§ **GIVEN REQUEST**:
Every entry below must be repeated exactly; skip the pictures.

# Start of ENTRIES PROVIDED

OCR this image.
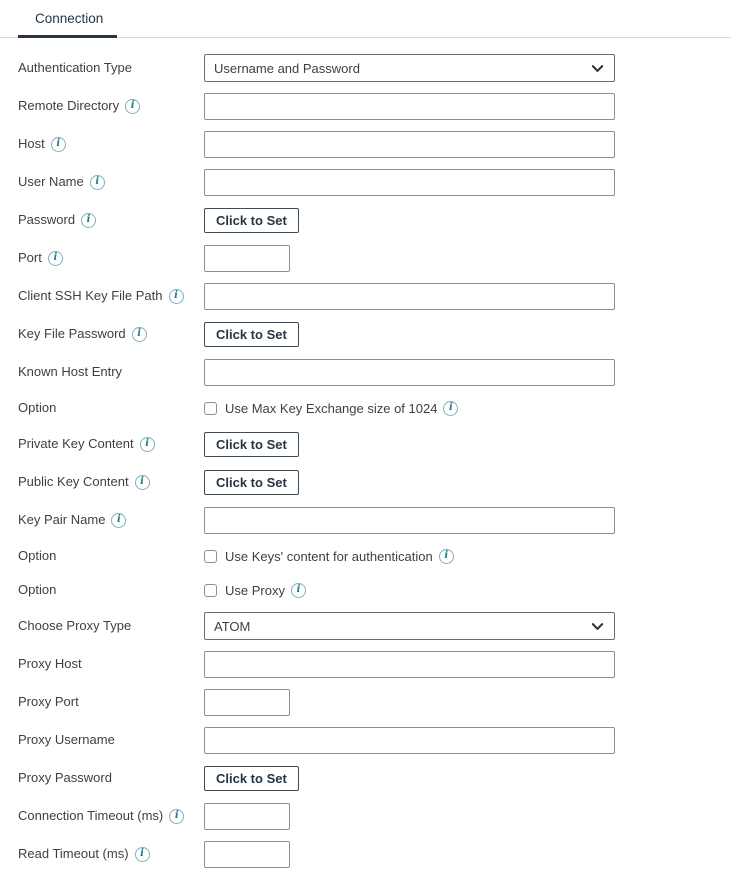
Connection
Authentication Type	Username and Password
Remote Directory i
Host i
User Name i
Password i	Click to Set
Port i
Client SSH Key File Path i
Key File Password i	Click to Set
Known Host Entry
Option	Use Max Key Exchange size of 1024 i
Private Key Content i	Click to Set
Public Key Content i	Click to Set
Key Pair Name i
Option	Use Keys' content for authentication i
Option	Use Proxy i
Choose Proxy Type	ATOM
Proxy Host
Proxy Port
Proxy Username
Proxy Password	Click to Set
Connection Timeout (ms) i
Read Timeout (ms) i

# End of ENTRIES PROVIDED

§ **TASK OUTPUT**:
OCR this image.
Connection
Authentication Type	Username and Password
Remote Directory i
Host i
User Name i
Password i	Click to Set
Port i
Client SSH Key File Path i
Key File Password i	Click to Set
Known Host Entry
Option	Use Max Key Exchange size of 1024 i
Private Key Content i	Click to Set
Public Key Content i	Click to Set
Key Pair Name i
Option	Use Keys' content for authentication i
Option	Use Proxy i
Choose Proxy Type	ATOM
Proxy Host
Proxy Port
Proxy Username
Proxy Password	Click to Set
Connection Timeout (ms) i
Read Timeout (ms) i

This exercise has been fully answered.